──────── Stored rows ────────
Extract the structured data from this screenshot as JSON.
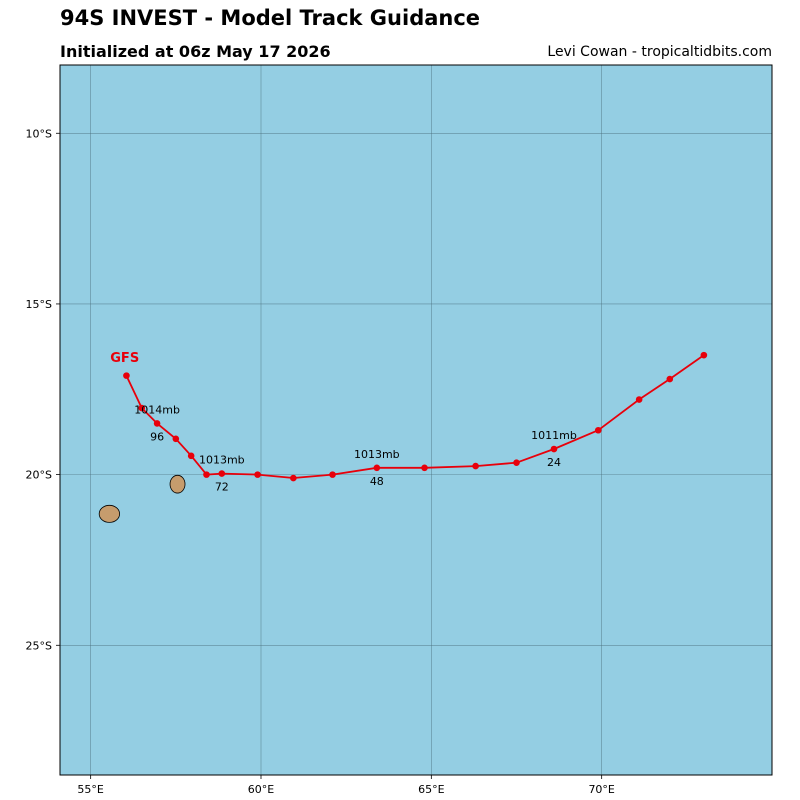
{
  "header": {
    "title": "94S INVEST - Model Track Guidance",
    "subtitle": "Initialized at 06z May 17 2026",
    "credit": "Levi Cowan - tropicaltidbits.com"
  },
  "map": {
    "lon_range": [
      54.1,
      75.0
    ],
    "lat_range": [
      -28.8,
      -8.0
    ],
    "ocean_color": "#94cee3",
    "land_color": "#c69c6d",
    "grid_color": "#4a6e7a",
    "lon_ticks": [
      {
        "value": 55,
        "label": "55°E"
      },
      {
        "value": 60,
        "label": "60°E"
      },
      {
        "value": 65,
        "label": "65°E"
      },
      {
        "value": 70,
        "label": "70°E"
      }
    ],
    "lat_ticks": [
      {
        "value": -10,
        "label": "10°S"
      },
      {
        "value": -15,
        "label": "15°S"
      },
      {
        "value": -20,
        "label": "20°S"
      },
      {
        "value": -25,
        "label": "25°S"
      }
    ],
    "islands": [
      {
        "name": "reunion-island",
        "center": [
          55.55,
          -21.15
        ],
        "radius": [
          0.3,
          0.25
        ]
      },
      {
        "name": "mauritius-island",
        "center": [
          57.55,
          -20.28
        ],
        "radius": [
          0.22,
          0.26
        ]
      }
    ]
  },
  "tracks": [
    {
      "model": "GFS",
      "color": "#e8000b",
      "label_at": [
        56.0,
        -16.7
      ],
      "points": [
        [
          73.0,
          -16.5
        ],
        [
          72.0,
          -17.2
        ],
        [
          71.1,
          -17.8
        ],
        [
          69.9,
          -18.7
        ],
        [
          68.6,
          -19.25
        ],
        [
          67.5,
          -19.65
        ],
        [
          66.3,
          -19.75
        ],
        [
          64.8,
          -19.8
        ],
        [
          63.4,
          -19.8
        ],
        [
          62.1,
          -20.0
        ],
        [
          60.95,
          -20.1
        ],
        [
          59.9,
          -20.0
        ],
        [
          58.85,
          -19.97
        ],
        [
          58.4,
          -20.0
        ],
        [
          57.95,
          -19.45
        ],
        [
          57.5,
          -18.95
        ],
        [
          56.95,
          -18.5
        ],
        [
          56.5,
          -18.05
        ],
        [
          56.05,
          -17.1
        ]
      ],
      "annotations": [
        {
          "pressure": "1011mb",
          "hour": "24",
          "lon": 68.6,
          "lat": -19.25
        },
        {
          "pressure": "1013mb",
          "hour": "48",
          "lon": 63.4,
          "lat": -19.8
        },
        {
          "pressure": "1013mb",
          "hour": "72",
          "lon": 58.85,
          "lat": -19.97
        },
        {
          "pressure": "1014mb",
          "hour": "96",
          "lon": 56.95,
          "lat": -18.5
        }
      ]
    }
  ]
}
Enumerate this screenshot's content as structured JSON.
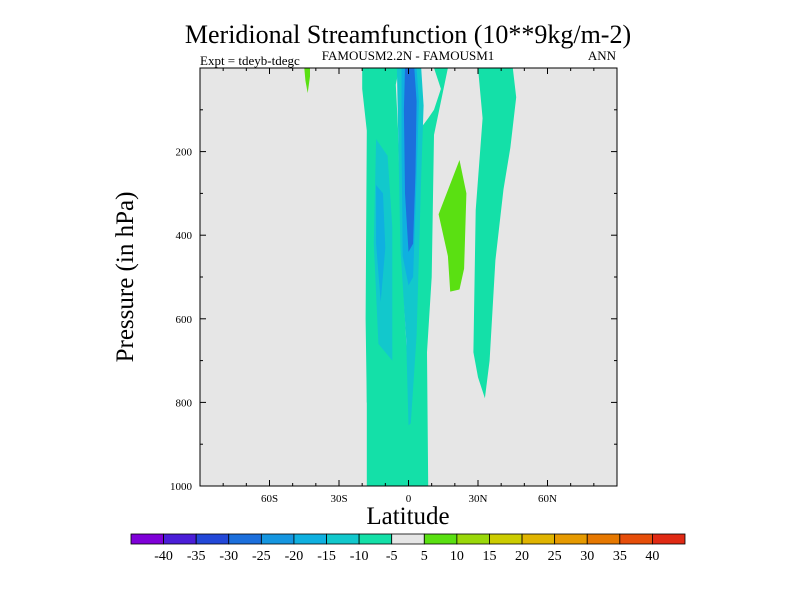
{
  "chart_data": {
    "type": "contour",
    "title": "Meridional Streamfunction (10**9kg/m-2)",
    "left_string": "Expt = tdeyb-tdegc",
    "center_string": "FAMOUSM2.2N - FAMOUSM1",
    "right_string": "ANN",
    "xlabel": "Latitude",
    "ylabel": "Pressure (in hPa)",
    "xlim": [
      -90,
      90
    ],
    "ylim": [
      1000,
      0
    ],
    "x_ticks": [
      {
        "value": -60,
        "label": "60S"
      },
      {
        "value": -30,
        "label": "30S"
      },
      {
        "value": 0,
        "label": "0"
      },
      {
        "value": 30,
        "label": "30N"
      },
      {
        "value": 60,
        "label": "60N"
      }
    ],
    "y_ticks": [
      200,
      400,
      600,
      800,
      1000
    ],
    "background_color": "#e6e6e6",
    "colorbar": {
      "levels": [
        "-40",
        "-35",
        "-30",
        "-25",
        "-20",
        "-15",
        "-10",
        "-5",
        "5",
        "10",
        "15",
        "20",
        "25",
        "30",
        "35",
        "40"
      ],
      "colors": [
        "#7f00d8",
        "#4b1ed8",
        "#2348d8",
        "#1c6fdc",
        "#1596e0",
        "#0fb0e0",
        "#12c8cc",
        "#14e0a8",
        "#e6e6e6",
        "#5ae012",
        "#9ad80a",
        "#cccc00",
        "#e0b400",
        "#e69a00",
        "#e67800",
        "#e64e0a",
        "#e02a14"
      ]
    },
    "regions": [
      {
        "band": "-10 to -5",
        "color": "#14e0a8",
        "points": [
          [
            -17,
            0
          ],
          [
            -4,
            0
          ],
          [
            -5.5,
            40
          ],
          [
            -4.5,
            150
          ],
          [
            -3,
            450
          ],
          [
            -0.5,
            700
          ],
          [
            0.5,
            850
          ],
          [
            1,
            620
          ],
          [
            3,
            330
          ],
          [
            4.5,
            150
          ],
          [
            8.5,
            120
          ],
          [
            11,
            100
          ],
          [
            14,
            50
          ],
          [
            11,
            0
          ],
          [
            17,
            0
          ],
          [
            11,
            160
          ],
          [
            10,
            500
          ],
          [
            8,
            680
          ],
          [
            8.5,
            1000
          ],
          [
            -18,
            1000
          ],
          [
            -18,
            600
          ],
          [
            -17.5,
            200
          ]
        ]
      },
      {
        "band": "-10 to -5",
        "color": "#14e0a8",
        "points": [
          [
            -20,
            0
          ],
          [
            -20,
            50
          ],
          [
            -18,
            150
          ],
          [
            -18.5,
            600
          ],
          [
            -18,
            800
          ],
          [
            -12,
            850
          ],
          [
            -13,
            700
          ],
          [
            -14,
            400
          ],
          [
            -14,
            200
          ],
          [
            -15,
            100
          ],
          [
            -17,
            0
          ]
        ]
      },
      {
        "band": "-15 to -10",
        "color": "#12c8cc",
        "points": [
          [
            -14,
            170
          ],
          [
            -9,
            210
          ],
          [
            -7,
            380
          ],
          [
            -7,
            700
          ],
          [
            -13,
            660
          ],
          [
            -15,
            420
          ]
        ]
      },
      {
        "band": "-15 to -10",
        "color": "#12c8cc",
        "points": [
          [
            -5,
            0
          ],
          [
            5.5,
            0
          ],
          [
            6.5,
            90
          ],
          [
            5.5,
            260
          ],
          [
            3.5,
            640
          ],
          [
            1,
            850
          ],
          [
            0,
            855
          ],
          [
            -1,
            650
          ],
          [
            -3.5,
            430
          ],
          [
            -4.5,
            150
          ]
        ]
      },
      {
        "band": "-20 to -15",
        "color": "#0fb0e0",
        "points": [
          [
            -14,
            280
          ],
          [
            -11,
            300
          ],
          [
            -10,
            430
          ],
          [
            -12,
            560
          ],
          [
            -14,
            420
          ]
        ]
      },
      {
        "band": "-20 to -15",
        "color": "#0fb0e0",
        "points": [
          [
            -3,
            0
          ],
          [
            3.5,
            0
          ],
          [
            4.5,
            80
          ],
          [
            3.5,
            260
          ],
          [
            2,
            500
          ],
          [
            0,
            520
          ],
          [
            -2.5,
            450
          ],
          [
            -3,
            200
          ]
        ]
      },
      {
        "band": "-25 to -20",
        "color": "#1c6fdc",
        "points": [
          [
            -1.5,
            0
          ],
          [
            2.5,
            0
          ],
          [
            3.5,
            80
          ],
          [
            3,
            250
          ],
          [
            2,
            420
          ],
          [
            0,
            440
          ],
          [
            -1.5,
            300
          ],
          [
            -2,
            100
          ]
        ]
      },
      {
        "band": "-10 to -5",
        "color": "#14e0a8",
        "points": [
          [
            30,
            0
          ],
          [
            45,
            0
          ],
          [
            46.5,
            70
          ],
          [
            44,
            190
          ],
          [
            41,
            290
          ],
          [
            37.5,
            460
          ],
          [
            35,
            700
          ],
          [
            33,
            790
          ],
          [
            30,
            740
          ],
          [
            28,
            680
          ],
          [
            29,
            340
          ],
          [
            32,
            120
          ]
        ]
      },
      {
        "band": "5 to 10",
        "color": "#5ae012",
        "points": [
          [
            -45,
            0
          ],
          [
            -42.5,
            0
          ],
          [
            -42.5,
            20
          ],
          [
            -43.5,
            60
          ],
          [
            -44.5,
            30
          ]
        ]
      },
      {
        "band": "5 to 10",
        "color": "#5ae012",
        "points": [
          [
            22,
            220
          ],
          [
            25,
            300
          ],
          [
            24,
            480
          ],
          [
            22,
            530
          ],
          [
            18,
            535
          ],
          [
            17,
            450
          ],
          [
            13,
            350
          ]
        ]
      }
    ]
  }
}
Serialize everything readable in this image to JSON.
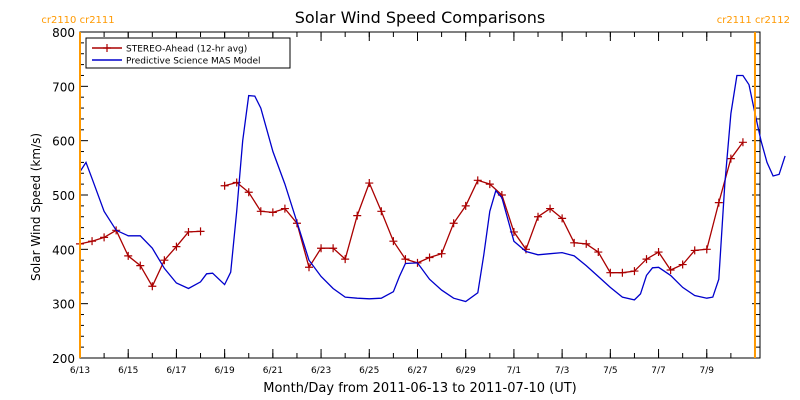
────────
> _Directions_: State how many lines of the data include the word "this", with nothing else.

> _Exercise output_: 3